--- Start of Provided information ---
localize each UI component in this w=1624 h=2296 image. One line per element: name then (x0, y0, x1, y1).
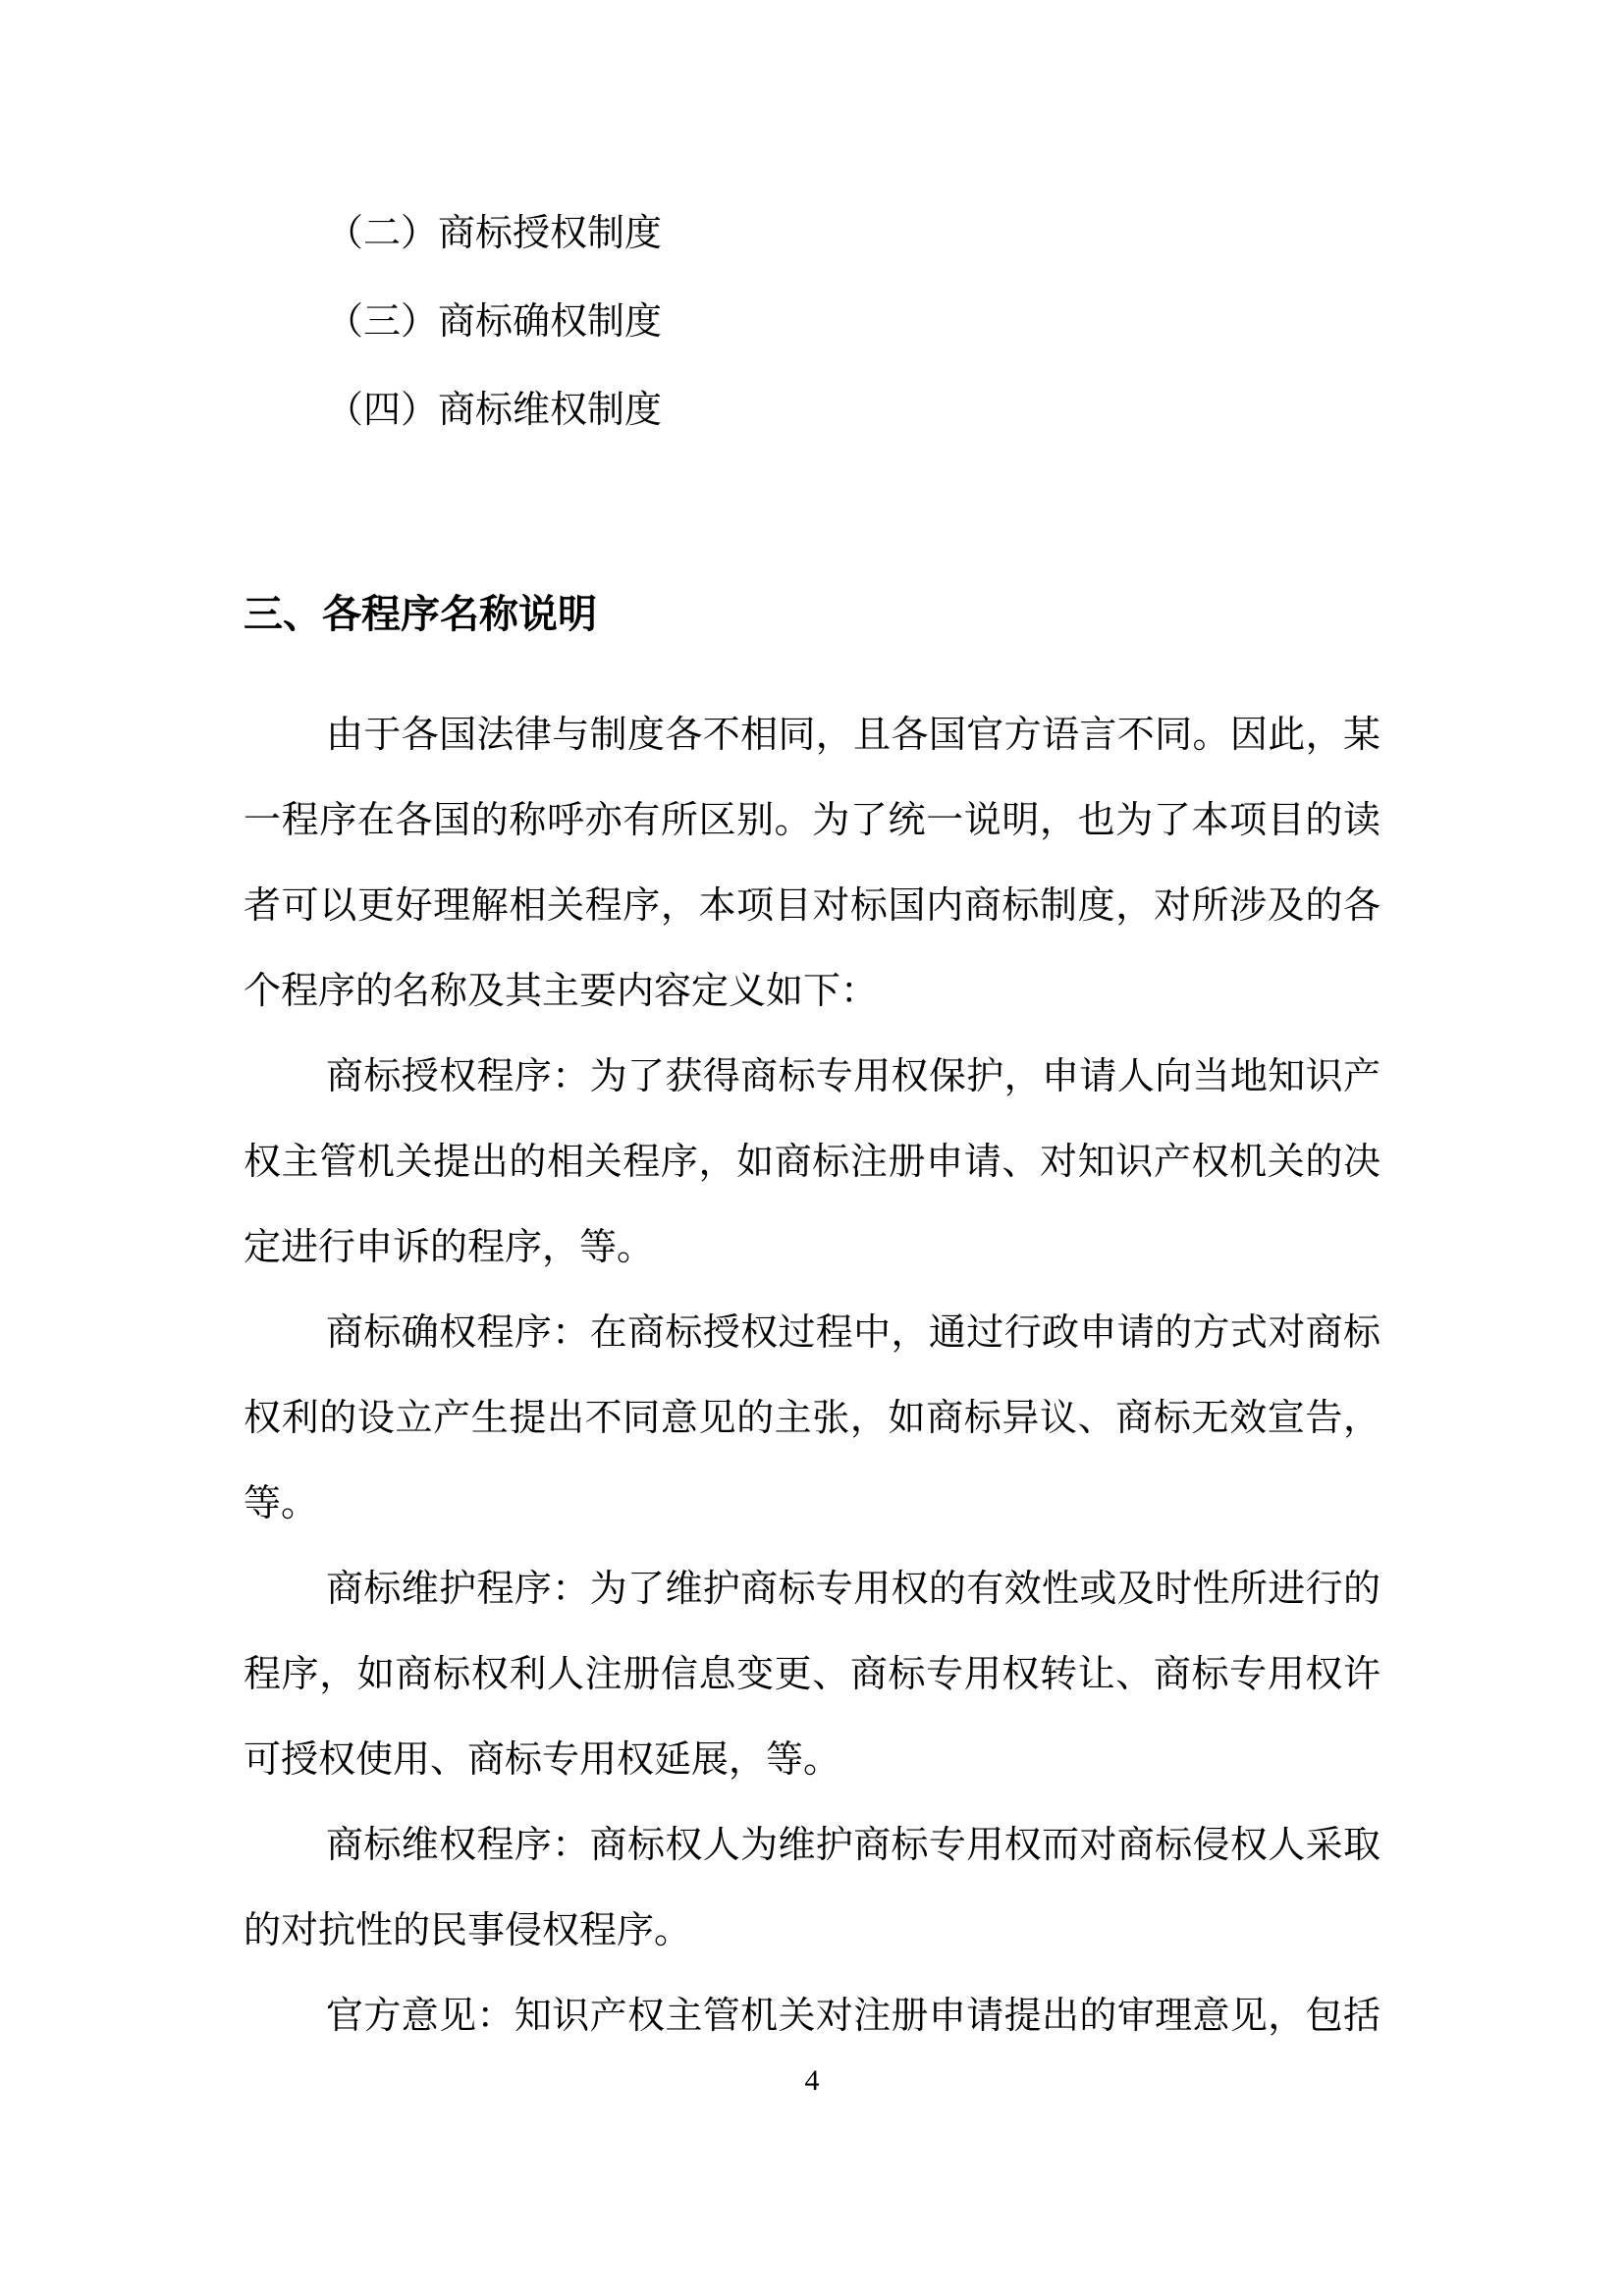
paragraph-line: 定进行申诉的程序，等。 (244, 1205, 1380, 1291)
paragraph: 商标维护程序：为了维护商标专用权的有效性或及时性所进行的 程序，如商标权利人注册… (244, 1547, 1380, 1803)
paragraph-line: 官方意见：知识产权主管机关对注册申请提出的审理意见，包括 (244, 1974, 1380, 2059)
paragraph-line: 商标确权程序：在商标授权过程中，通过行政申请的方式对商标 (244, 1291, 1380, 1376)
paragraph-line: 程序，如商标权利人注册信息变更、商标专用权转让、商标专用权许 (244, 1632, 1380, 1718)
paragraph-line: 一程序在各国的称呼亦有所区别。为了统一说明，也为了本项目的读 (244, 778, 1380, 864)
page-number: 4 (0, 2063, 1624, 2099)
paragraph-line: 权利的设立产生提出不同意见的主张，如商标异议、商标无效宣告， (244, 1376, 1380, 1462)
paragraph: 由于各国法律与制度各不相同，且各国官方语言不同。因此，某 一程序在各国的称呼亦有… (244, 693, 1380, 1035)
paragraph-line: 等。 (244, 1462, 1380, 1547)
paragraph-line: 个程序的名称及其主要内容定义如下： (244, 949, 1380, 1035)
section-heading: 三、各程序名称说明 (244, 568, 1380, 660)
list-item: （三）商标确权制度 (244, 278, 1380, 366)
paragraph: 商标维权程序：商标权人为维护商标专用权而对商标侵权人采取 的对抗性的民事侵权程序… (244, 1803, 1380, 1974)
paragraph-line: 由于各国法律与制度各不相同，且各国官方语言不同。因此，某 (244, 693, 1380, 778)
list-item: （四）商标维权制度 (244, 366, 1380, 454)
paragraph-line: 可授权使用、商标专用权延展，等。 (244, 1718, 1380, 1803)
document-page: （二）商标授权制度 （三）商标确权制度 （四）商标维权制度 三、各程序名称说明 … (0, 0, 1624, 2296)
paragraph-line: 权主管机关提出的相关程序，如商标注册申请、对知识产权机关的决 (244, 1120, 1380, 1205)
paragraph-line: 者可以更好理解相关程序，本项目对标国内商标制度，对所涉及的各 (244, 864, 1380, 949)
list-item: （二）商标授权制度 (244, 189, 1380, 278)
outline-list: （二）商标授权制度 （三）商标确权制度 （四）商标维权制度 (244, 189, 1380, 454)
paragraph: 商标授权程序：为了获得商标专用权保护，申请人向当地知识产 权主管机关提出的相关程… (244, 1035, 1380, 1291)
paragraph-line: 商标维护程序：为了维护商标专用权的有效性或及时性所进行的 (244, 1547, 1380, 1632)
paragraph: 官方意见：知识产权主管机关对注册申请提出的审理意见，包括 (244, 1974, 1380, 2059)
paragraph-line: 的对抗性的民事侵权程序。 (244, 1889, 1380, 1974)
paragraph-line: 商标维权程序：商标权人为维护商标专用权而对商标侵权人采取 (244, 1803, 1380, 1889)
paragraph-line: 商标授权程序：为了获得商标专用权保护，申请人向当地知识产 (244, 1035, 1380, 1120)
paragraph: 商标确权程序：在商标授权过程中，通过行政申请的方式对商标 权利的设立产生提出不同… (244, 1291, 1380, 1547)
--- End of Provided information ---
_Problem_
Reproduce every line above verbatim, leaving out the pictures.

_Answer to this exercise_
localize each UI component in this w=1624 h=2296 image. One line per element: name then (x0, y0, x1, y1).
paragraph-line: 定进行申诉的程序，等。 (244, 1205, 1380, 1291)
paragraph: 商标维护程序：为了维护商标专用权的有效性或及时性所进行的 程序，如商标权利人注册… (244, 1547, 1380, 1803)
paragraph-line: 官方意见：知识产权主管机关对注册申请提出的审理意见，包括 (244, 1974, 1380, 2059)
paragraph-line: 商标确权程序：在商标授权过程中，通过行政申请的方式对商标 (244, 1291, 1380, 1376)
paragraph-line: 程序，如商标权利人注册信息变更、商标专用权转让、商标专用权许 (244, 1632, 1380, 1718)
paragraph-line: 一程序在各国的称呼亦有所区别。为了统一说明，也为了本项目的读 (244, 778, 1380, 864)
page-number: 4 (0, 2063, 1624, 2099)
paragraph-line: 权利的设立产生提出不同意见的主张，如商标异议、商标无效宣告， (244, 1376, 1380, 1462)
paragraph: 由于各国法律与制度各不相同，且各国官方语言不同。因此，某 一程序在各国的称呼亦有… (244, 693, 1380, 1035)
paragraph-line: 等。 (244, 1462, 1380, 1547)
paragraph-line: 个程序的名称及其主要内容定义如下： (244, 949, 1380, 1035)
section-heading: 三、各程序名称说明 (244, 568, 1380, 660)
list-item: （三）商标确权制度 (244, 278, 1380, 366)
paragraph: 商标维权程序：商标权人为维护商标专用权而对商标侵权人采取 的对抗性的民事侵权程序… (244, 1803, 1380, 1974)
paragraph-line: 由于各国法律与制度各不相同，且各国官方语言不同。因此，某 (244, 693, 1380, 778)
list-item: （四）商标维权制度 (244, 366, 1380, 454)
paragraph-line: 可授权使用、商标专用权延展，等。 (244, 1718, 1380, 1803)
document-page: （二）商标授权制度 （三）商标确权制度 （四）商标维权制度 三、各程序名称说明 … (0, 0, 1624, 2296)
paragraph-line: 权主管机关提出的相关程序，如商标注册申请、对知识产权机关的决 (244, 1120, 1380, 1205)
paragraph-line: 者可以更好理解相关程序，本项目对标国内商标制度，对所涉及的各 (244, 864, 1380, 949)
list-item: （二）商标授权制度 (244, 189, 1380, 278)
outline-list: （二）商标授权制度 （三）商标确权制度 （四）商标维权制度 (244, 189, 1380, 454)
paragraph: 商标授权程序：为了获得商标专用权保护，申请人向当地知识产 权主管机关提出的相关程… (244, 1035, 1380, 1291)
paragraph-line: 商标维护程序：为了维护商标专用权的有效性或及时性所进行的 (244, 1547, 1380, 1632)
paragraph: 官方意见：知识产权主管机关对注册申请提出的审理意见，包括 (244, 1974, 1380, 2059)
paragraph-line: 的对抗性的民事侵权程序。 (244, 1889, 1380, 1974)
paragraph-line: 商标维权程序：商标权人为维护商标专用权而对商标侵权人采取 (244, 1803, 1380, 1889)
paragraph-line: 商标授权程序：为了获得商标专用权保护，申请人向当地知识产 (244, 1035, 1380, 1120)
paragraph: 商标确权程序：在商标授权过程中，通过行政申请的方式对商标 权利的设立产生提出不同… (244, 1291, 1380, 1547)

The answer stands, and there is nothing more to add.